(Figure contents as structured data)
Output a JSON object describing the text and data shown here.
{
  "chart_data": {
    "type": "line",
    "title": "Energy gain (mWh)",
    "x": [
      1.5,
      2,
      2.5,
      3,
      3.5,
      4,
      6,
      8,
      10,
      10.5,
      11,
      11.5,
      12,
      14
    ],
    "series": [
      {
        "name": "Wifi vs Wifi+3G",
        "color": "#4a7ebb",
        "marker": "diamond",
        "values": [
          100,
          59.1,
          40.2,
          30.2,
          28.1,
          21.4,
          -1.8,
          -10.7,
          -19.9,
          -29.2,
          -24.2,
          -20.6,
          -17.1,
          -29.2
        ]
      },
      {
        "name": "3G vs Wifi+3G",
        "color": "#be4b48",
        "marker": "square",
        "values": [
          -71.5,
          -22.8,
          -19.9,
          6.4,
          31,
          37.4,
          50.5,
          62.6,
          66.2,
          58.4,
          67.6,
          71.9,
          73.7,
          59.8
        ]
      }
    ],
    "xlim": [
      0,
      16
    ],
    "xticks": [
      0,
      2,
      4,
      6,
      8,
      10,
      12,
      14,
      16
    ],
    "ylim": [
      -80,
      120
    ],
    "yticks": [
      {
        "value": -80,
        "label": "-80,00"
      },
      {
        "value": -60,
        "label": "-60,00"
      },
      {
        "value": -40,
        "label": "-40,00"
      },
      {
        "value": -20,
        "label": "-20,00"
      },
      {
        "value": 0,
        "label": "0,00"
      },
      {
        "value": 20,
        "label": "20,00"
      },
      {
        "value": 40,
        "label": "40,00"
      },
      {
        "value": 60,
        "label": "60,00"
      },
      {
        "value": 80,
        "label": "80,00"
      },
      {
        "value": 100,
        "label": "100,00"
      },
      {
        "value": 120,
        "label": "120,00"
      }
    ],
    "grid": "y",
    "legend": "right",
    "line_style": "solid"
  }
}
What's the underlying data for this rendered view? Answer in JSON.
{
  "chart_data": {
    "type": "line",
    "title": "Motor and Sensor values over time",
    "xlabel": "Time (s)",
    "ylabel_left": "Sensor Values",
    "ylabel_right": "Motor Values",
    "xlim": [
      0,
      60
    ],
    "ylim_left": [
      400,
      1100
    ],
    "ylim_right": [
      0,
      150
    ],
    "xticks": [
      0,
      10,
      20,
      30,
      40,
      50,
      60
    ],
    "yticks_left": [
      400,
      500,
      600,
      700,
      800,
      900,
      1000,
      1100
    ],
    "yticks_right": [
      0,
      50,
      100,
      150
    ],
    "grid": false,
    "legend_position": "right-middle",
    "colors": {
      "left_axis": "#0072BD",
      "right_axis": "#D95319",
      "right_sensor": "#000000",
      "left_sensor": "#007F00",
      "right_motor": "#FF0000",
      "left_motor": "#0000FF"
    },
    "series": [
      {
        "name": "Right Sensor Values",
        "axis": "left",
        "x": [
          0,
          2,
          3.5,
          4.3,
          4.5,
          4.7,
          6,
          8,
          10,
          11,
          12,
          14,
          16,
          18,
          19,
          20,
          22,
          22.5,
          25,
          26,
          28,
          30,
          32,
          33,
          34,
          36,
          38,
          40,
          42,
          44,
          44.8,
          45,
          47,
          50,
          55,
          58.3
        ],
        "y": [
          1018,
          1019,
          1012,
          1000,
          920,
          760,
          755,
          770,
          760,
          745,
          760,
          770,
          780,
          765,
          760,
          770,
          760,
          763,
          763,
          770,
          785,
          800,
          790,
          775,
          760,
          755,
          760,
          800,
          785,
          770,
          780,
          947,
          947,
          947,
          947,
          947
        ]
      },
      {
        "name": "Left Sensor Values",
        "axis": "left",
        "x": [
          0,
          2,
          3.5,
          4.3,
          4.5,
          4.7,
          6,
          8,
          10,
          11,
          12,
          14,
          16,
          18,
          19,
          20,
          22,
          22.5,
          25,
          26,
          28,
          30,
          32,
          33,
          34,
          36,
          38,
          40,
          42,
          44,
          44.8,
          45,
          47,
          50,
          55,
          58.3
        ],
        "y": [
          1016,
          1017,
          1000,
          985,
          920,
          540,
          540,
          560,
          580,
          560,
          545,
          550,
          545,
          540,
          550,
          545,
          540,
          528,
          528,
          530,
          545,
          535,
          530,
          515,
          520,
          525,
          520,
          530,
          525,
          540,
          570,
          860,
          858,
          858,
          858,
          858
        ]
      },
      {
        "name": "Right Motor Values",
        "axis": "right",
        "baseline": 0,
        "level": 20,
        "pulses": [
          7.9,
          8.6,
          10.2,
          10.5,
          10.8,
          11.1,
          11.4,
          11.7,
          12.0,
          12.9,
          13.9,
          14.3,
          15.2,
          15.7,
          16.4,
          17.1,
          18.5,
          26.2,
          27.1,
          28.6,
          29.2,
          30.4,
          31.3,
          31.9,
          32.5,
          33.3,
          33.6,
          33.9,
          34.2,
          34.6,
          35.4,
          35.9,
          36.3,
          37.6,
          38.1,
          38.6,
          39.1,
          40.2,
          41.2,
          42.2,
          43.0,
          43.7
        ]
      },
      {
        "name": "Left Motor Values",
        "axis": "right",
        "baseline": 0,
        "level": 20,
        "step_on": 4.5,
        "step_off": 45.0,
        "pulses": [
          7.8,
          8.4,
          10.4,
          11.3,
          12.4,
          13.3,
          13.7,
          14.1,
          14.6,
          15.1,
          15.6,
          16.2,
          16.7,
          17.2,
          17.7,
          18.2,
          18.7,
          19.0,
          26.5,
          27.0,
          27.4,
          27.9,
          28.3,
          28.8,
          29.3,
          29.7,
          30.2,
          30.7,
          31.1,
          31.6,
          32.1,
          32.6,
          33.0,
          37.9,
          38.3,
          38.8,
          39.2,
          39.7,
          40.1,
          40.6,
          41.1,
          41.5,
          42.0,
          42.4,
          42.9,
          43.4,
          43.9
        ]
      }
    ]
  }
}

* Written instruction:
Transcribe the full listing above without leaving anything out.

* Finished task:
Output a JSON object describing the text and data shown here.
{
  "chart_data": {
    "type": "line",
    "title": "Energy gain (mWh)",
    "x": [
      1.5,
      2,
      2.5,
      3,
      3.5,
      4,
      6,
      8,
      10,
      10.5,
      11,
      11.5,
      12,
      14
    ],
    "series": [
      {
        "name": "Wifi vs Wifi+3G",
        "color": "#4a7ebb",
        "marker": "diamond",
        "values": [
          100,
          59.1,
          40.2,
          30.2,
          28.1,
          21.4,
          -1.8,
          -10.7,
          -19.9,
          -29.2,
          -24.2,
          -20.6,
          -17.1,
          -29.2
        ]
      },
      {
        "name": "3G vs Wifi+3G",
        "color": "#be4b48",
        "marker": "square",
        "values": [
          -71.5,
          -22.8,
          -19.9,
          6.4,
          31,
          37.4,
          50.5,
          62.6,
          66.2,
          58.4,
          67.6,
          71.9,
          73.7,
          59.8
        ]
      }
    ],
    "xlim": [
      0,
      16
    ],
    "xticks": [
      0,
      2,
      4,
      6,
      8,
      10,
      12,
      14,
      16
    ],
    "ylim": [
      -80,
      120
    ],
    "yticks": [
      {
        "value": -80,
        "label": "-80,00"
      },
      {
        "value": -60,
        "label": "-60,00"
      },
      {
        "value": -40,
        "label": "-40,00"
      },
      {
        "value": -20,
        "label": "-20,00"
      },
      {
        "value": 0,
        "label": "0,00"
      },
      {
        "value": 20,
        "label": "20,00"
      },
      {
        "value": 40,
        "label": "40,00"
      },
      {
        "value": 60,
        "label": "60,00"
      },
      {
        "value": 80,
        "label": "80,00"
      },
      {
        "value": 100,
        "label": "100,00"
      },
      {
        "value": 120,
        "label": "120,00"
      }
    ],
    "grid": "y",
    "legend": "right",
    "line_style": "solid"
  }
}
What's the underlying data for this rendered view? Answer in JSON.
{
  "chart_data": {
    "type": "line",
    "title": "Motor and Sensor values over time",
    "xlabel": "Time (s)",
    "ylabel_left": "Sensor Values",
    "ylabel_right": "Motor Values",
    "xlim": [
      0,
      60
    ],
    "ylim_left": [
      400,
      1100
    ],
    "ylim_right": [
      0,
      150
    ],
    "xticks": [
      0,
      10,
      20,
      30,
      40,
      50,
      60
    ],
    "yticks_left": [
      400,
      500,
      600,
      700,
      800,
      900,
      1000,
      1100
    ],
    "yticks_right": [
      0,
      50,
      100,
      150
    ],
    "grid": false,
    "legend_position": "right-middle",
    "colors": {
      "left_axis": "#0072BD",
      "right_axis": "#D95319",
      "right_sensor": "#000000",
      "left_sensor": "#007F00",
      "right_motor": "#FF0000",
      "left_motor": "#0000FF"
    },
    "series": [
      {
        "name": "Right Sensor Values",
        "axis": "left",
        "x": [
          0,
          2,
          3.5,
          4.3,
          4.5,
          4.7,
          6,
          8,
          10,
          11,
          12,
          14,
          16,
          18,
          19,
          20,
          22,
          22.5,
          25,
          26,
          28,
          30,
          32,
          33,
          34,
          36,
          38,
          40,
          42,
          44,
          44.8,
          45,
          47,
          50,
          55,
          58.3
        ],
        "y": [
          1018,
          1019,
          1012,
          1000,
          920,
          760,
          755,
          770,
          760,
          745,
          760,
          770,
          780,
          765,
          760,
          770,
          760,
          763,
          763,
          770,
          785,
          800,
          790,
          775,
          760,
          755,
          760,
          800,
          785,
          770,
          780,
          947,
          947,
          947,
          947,
          947
        ]
      },
      {
        "name": "Left Sensor Values",
        "axis": "left",
        "x": [
          0,
          2,
          3.5,
          4.3,
          4.5,
          4.7,
          6,
          8,
          10,
          11,
          12,
          14,
          16,
          18,
          19,
          20,
          22,
          22.5,
          25,
          26,
          28,
          30,
          32,
          33,
          34,
          36,
          38,
          40,
          42,
          44,
          44.8,
          45,
          47,
          50,
          55,
          58.3
        ],
        "y": [
          1016,
          1017,
          1000,
          985,
          920,
          540,
          540,
          560,
          580,
          560,
          545,
          550,
          545,
          540,
          550,
          545,
          540,
          528,
          528,
          530,
          545,
          535,
          530,
          515,
          520,
          525,
          520,
          530,
          525,
          540,
          570,
          860,
          858,
          858,
          858,
          858
        ]
      },
      {
        "name": "Right Motor Values",
        "axis": "right",
        "baseline": 0,
        "level": 20,
        "pulses": [
          7.9,
          8.6,
          10.2,
          10.5,
          10.8,
          11.1,
          11.4,
          11.7,
          12.0,
          12.9,
          13.9,
          14.3,
          15.2,
          15.7,
          16.4,
          17.1,
          18.5,
          26.2,
          27.1,
          28.6,
          29.2,
          30.4,
          31.3,
          31.9,
          32.5,
          33.3,
          33.6,
          33.9,
          34.2,
          34.6,
          35.4,
          35.9,
          36.3,
          37.6,
          38.1,
          38.6,
          39.1,
          40.2,
          41.2,
          42.2,
          43.0,
          43.7
        ]
      },
      {
        "name": "Left Motor Values",
        "axis": "right",
        "baseline": 0,
        "level": 20,
        "step_on": 4.5,
        "step_off": 45.0,
        "pulses": [
          7.8,
          8.4,
          10.4,
          11.3,
          12.4,
          13.3,
          13.7,
          14.1,
          14.6,
          15.1,
          15.6,
          16.2,
          16.7,
          17.2,
          17.7,
          18.2,
          18.7,
          19.0,
          26.5,
          27.0,
          27.4,
          27.9,
          28.3,
          28.8,
          29.3,
          29.7,
          30.2,
          30.7,
          31.1,
          31.6,
          32.1,
          32.6,
          33.0,
          37.9,
          38.3,
          38.8,
          39.2,
          39.7,
          40.1,
          40.6,
          41.1,
          41.5,
          42.0,
          42.4,
          42.9,
          43.4,
          43.9
        ]
      }
    ]
  }
}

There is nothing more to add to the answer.